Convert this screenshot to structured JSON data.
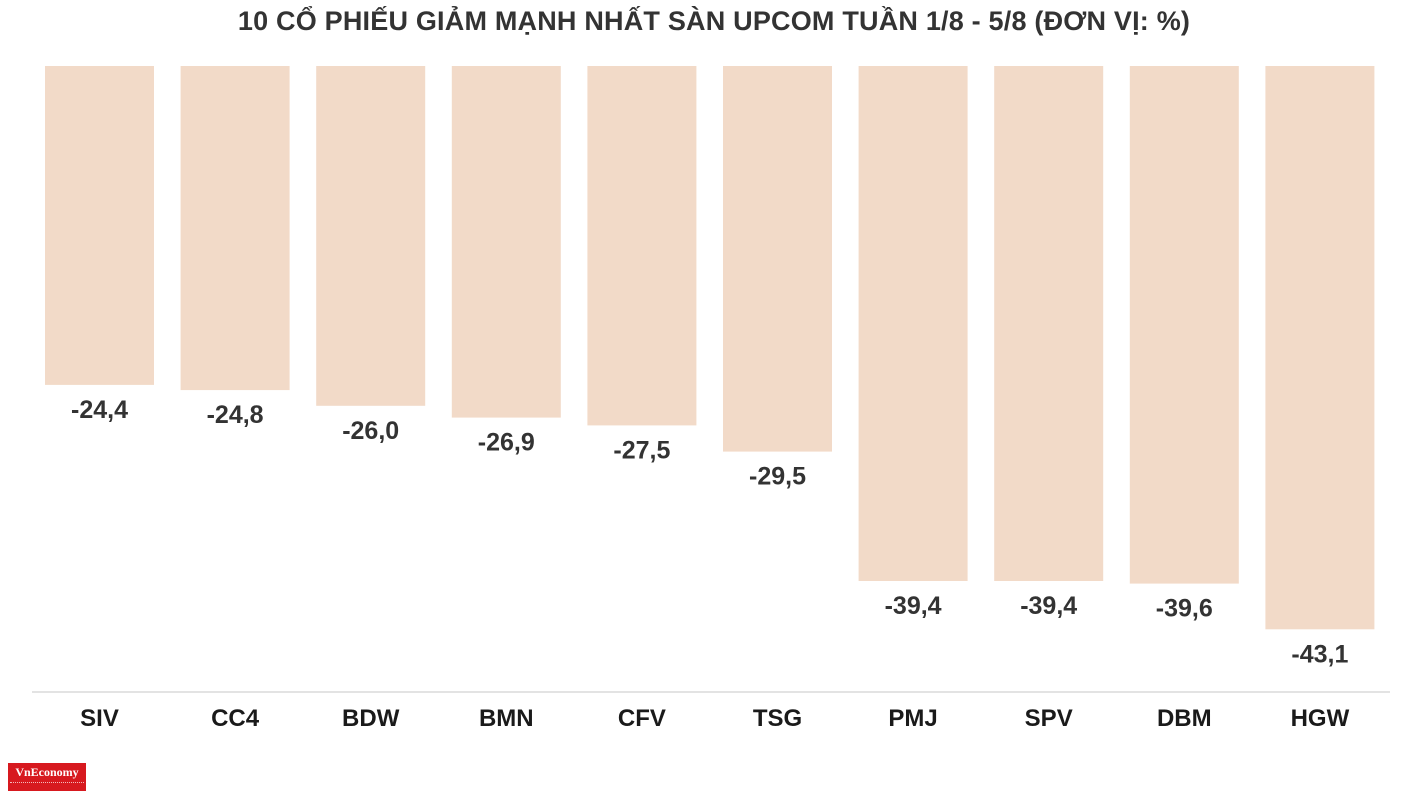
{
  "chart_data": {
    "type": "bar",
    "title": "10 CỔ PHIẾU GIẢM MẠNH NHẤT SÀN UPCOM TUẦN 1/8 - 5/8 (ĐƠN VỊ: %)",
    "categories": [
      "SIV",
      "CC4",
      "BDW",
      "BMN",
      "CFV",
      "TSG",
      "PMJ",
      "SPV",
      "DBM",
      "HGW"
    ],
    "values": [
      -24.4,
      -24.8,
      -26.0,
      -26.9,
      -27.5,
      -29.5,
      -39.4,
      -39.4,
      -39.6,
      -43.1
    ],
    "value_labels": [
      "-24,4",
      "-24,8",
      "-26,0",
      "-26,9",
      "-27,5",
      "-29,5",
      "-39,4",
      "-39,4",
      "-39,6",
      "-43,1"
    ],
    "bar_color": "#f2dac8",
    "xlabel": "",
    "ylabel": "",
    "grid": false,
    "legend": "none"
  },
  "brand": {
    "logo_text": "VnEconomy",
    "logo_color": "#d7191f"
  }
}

----

Aim of the task –
Repeat the records above exactly, leaving out any pictures they contain.

Result of this task –
Convert this screenshot to structured JSON data.
{
  "chart_data": {
    "type": "bar",
    "title": "10 CỔ PHIẾU GIẢM MẠNH NHẤT SÀN UPCOM TUẦN 1/8 - 5/8 (ĐƠN VỊ: %)",
    "categories": [
      "SIV",
      "CC4",
      "BDW",
      "BMN",
      "CFV",
      "TSG",
      "PMJ",
      "SPV",
      "DBM",
      "HGW"
    ],
    "values": [
      -24.4,
      -24.8,
      -26.0,
      -26.9,
      -27.5,
      -29.5,
      -39.4,
      -39.4,
      -39.6,
      -43.1
    ],
    "value_labels": [
      "-24,4",
      "-24,8",
      "-26,0",
      "-26,9",
      "-27,5",
      "-29,5",
      "-39,4",
      "-39,4",
      "-39,6",
      "-43,1"
    ],
    "bar_color": "#f2dac8",
    "xlabel": "",
    "ylabel": "",
    "grid": false,
    "legend": "none"
  },
  "brand": {
    "logo_text": "VnEconomy",
    "logo_color": "#d7191f"
  }
}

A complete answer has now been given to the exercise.